CONSIGNE 1 =
Recopiez mot pour mot le passage de l'extrait sur Irhabistan qui commence à « Néanmoins, on ne » et se termine à « mort de Socrates. ».
CONSIGNE 2 =
Poursuivez l'extrait sur le roman Irhabistan après sa dernière phrase.

EXTRAIT CHOISI =
Néanmoins, on ne peut reprocher à l’écrivain Azzedine Mihoubi de ne pas en avoir fait autant ; on ne peut pas se demander sur la raison de ne pas avoir cité tous les régicides et tous les tyrannicides et les grands assassins, tels Brutus l’assassin de J. César ou James François Ravaillac l’assassin d’Henri IV, ni même les leaders Sophistes qui furent les principaux instigateurs de la mort de Socrates. 
En effet, en plus de sa qualité romancière, Irhabistan se veut ontologique. On y retrouve une réelle conception phénoménologique de la « chose » dite terrorisme. 
Une approche neutre qui tente de saisir le phénomène tel qu’il se présente dans l’esprit dans son apparition première. 
C’est pour cette raison d’ailleurs que la parole est donnée aux auteurs eux-mêmes, pour s’exprimer sur les motivations de leurs actes, qu’ils ne qualifient toujours pas de terrorisme, mais d’actions novatrices, un appel aux dialogues.

INFORMATIONS EXTRAITES =
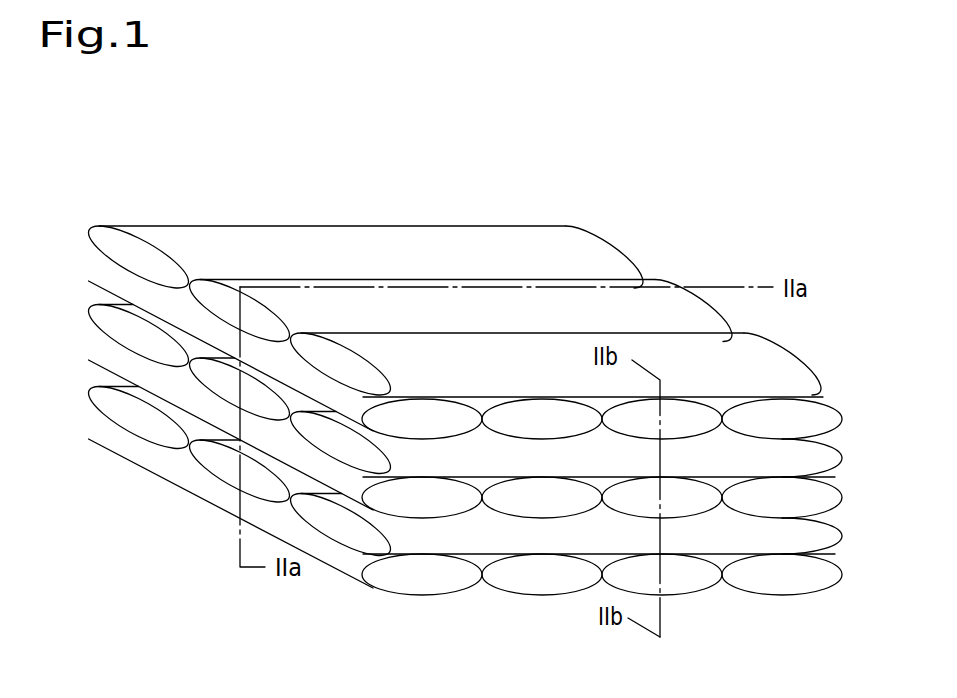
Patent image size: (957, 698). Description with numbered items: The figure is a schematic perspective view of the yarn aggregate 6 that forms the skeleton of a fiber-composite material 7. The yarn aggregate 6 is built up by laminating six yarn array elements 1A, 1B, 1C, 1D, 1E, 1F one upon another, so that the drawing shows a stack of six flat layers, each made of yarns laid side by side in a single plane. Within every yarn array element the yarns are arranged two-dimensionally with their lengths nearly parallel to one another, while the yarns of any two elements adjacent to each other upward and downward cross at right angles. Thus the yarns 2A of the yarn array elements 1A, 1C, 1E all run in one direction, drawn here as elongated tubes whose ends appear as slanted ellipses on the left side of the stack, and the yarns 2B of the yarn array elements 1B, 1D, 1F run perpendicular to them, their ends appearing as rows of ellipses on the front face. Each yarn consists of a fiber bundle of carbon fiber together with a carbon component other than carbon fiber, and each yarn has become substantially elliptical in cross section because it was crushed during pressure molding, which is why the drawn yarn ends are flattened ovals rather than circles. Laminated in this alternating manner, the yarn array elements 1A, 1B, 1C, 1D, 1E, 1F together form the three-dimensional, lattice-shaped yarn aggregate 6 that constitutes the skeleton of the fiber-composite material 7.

The yarn array element 1A is at (847, 364).
The yarn array element 1B is at (847, 403).
The yarn array element 1C is at (847, 441).
The yarn array element 1D is at (847, 480).
The yarn array element 1E is at (847, 518).
The yarn array element 1F is at (847, 557).
The yarn 2A is at (407, 300).
The yarn 2B is at (190, 323).
The yarn aggregate 6 is at (688, 275).
The fiber-composite material 7 is at (827, 348).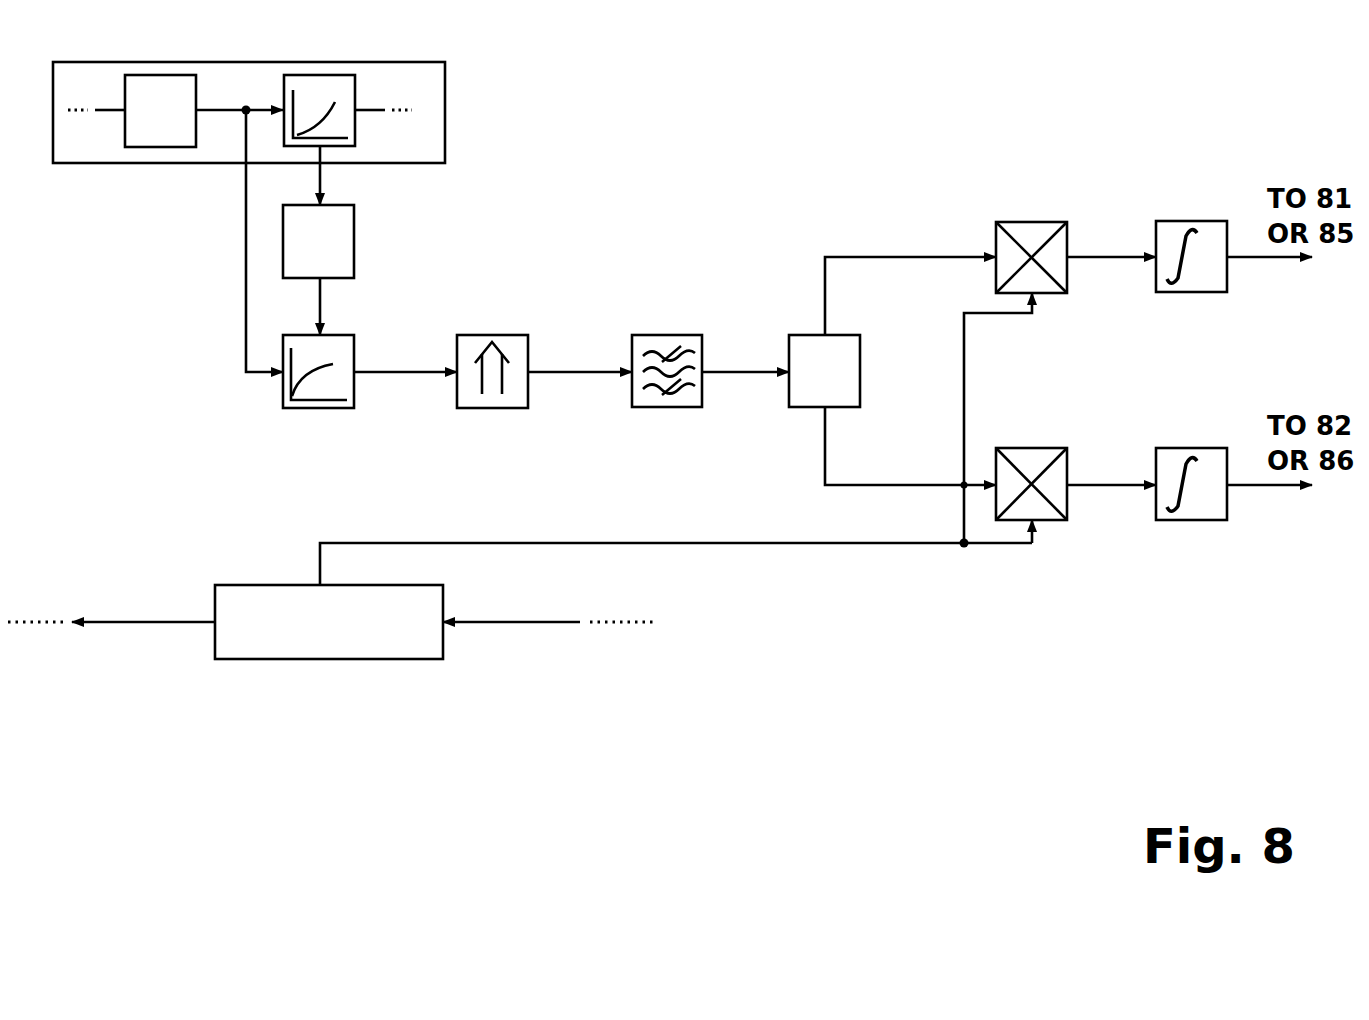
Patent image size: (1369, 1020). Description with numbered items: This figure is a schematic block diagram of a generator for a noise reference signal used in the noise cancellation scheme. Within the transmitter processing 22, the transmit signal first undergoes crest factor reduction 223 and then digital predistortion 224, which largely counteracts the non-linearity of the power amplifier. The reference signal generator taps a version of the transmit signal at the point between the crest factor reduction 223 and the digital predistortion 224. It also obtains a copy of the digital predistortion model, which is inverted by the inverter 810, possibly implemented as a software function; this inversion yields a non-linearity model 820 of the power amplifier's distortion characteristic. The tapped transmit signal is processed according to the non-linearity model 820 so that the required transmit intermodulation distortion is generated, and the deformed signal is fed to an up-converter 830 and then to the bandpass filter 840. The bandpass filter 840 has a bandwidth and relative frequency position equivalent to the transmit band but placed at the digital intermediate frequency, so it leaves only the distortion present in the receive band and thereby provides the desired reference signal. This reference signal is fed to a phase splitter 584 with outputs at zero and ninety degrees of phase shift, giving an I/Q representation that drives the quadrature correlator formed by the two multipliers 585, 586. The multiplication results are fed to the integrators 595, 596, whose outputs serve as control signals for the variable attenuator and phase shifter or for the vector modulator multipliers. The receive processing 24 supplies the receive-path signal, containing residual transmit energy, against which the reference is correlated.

The transmitter processing 22 is at (445, 78).
The crest factor reduction 223 is at (147, 75).
The digital predistortion 224 is at (307, 75).
The inverter 810 is at (354, 258).
The non-linearity model 820 is at (354, 388).
The up-converter 830 is at (528, 388).
The bandpass filter 840 is at (702, 388).
The phase splitter 584 is at (860, 395).
The multiplier 586 is at (1067, 285).
The integrator 596 is at (1227, 285).
The multiplier 585 is at (1067, 510).
The integrator 595 is at (1227, 510).
The receive processing 24 is at (443, 648).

RÉPONSE RÉDIGÉE 1 =
Néanmoins, on ne peut reprocher à l’écrivain Azzedine Mihoubi de ne pas en avoir fait autant ; on ne peut pas se demander sur la raison de ne pas avoir cité tous les régicides et tous les tyrannicides et les grands assassins, tels Brutus l’assassin de J. César ou James François Ravaillac l’assassin d’Henri IV, ni même les leaders Sophistes qui furent les principaux instigateurs de la mort de Socrates.

RÉPONSE RÉDIGÉE 2 =
L’objectif, tel qu’il se dégage de la lecture du roman, étant de redéfinir les notions de mal et de bien, à la nietzschéenne. Et de redistribuer les rôles, qui est réellement victime, qui est auteur et qui est provocateur ? Les personnages du roman qualifient la démocratie de vrai mirage !
La confusion entre résistance et terrorisme est, pour ainsi dire, la trame de fond qui relance le débat quant à la loi du plus fort. La guerre en Palestine et les assassinats perpétrés par les sionistes, le massacre du 8 Mai 1945, les bombes lancées sur Hiroshima et Nagasaki et tant d’autres méfaits historiques sont convoqués pour rétablir l’équilibre entre les deux discours divergents, l’un s’apparente aux exactions terroristes et l’autre aux guerres de libération. C’est ce qui explique que des révolutionnaires célèbres et des défenseurs des droits de l’Homme, tels que Che Guevara ou Luther King, sont mêlés aux criminelles les plus sanguinaires. 
Cette remise en question des discours justifiant la terreur est loin de remettre en cause les acquis civilisationnels procurés par le contrat social, mais au contraire, une alarme qui a comme vocation de prévenir contre l’éventuel retour à l’état de nature où tout un chacun avait le droit sur n’importe quoi.
L’illusion faite à « Sourate El Kahf » relate l’intemporalité de la question de la violence et également de sa justification.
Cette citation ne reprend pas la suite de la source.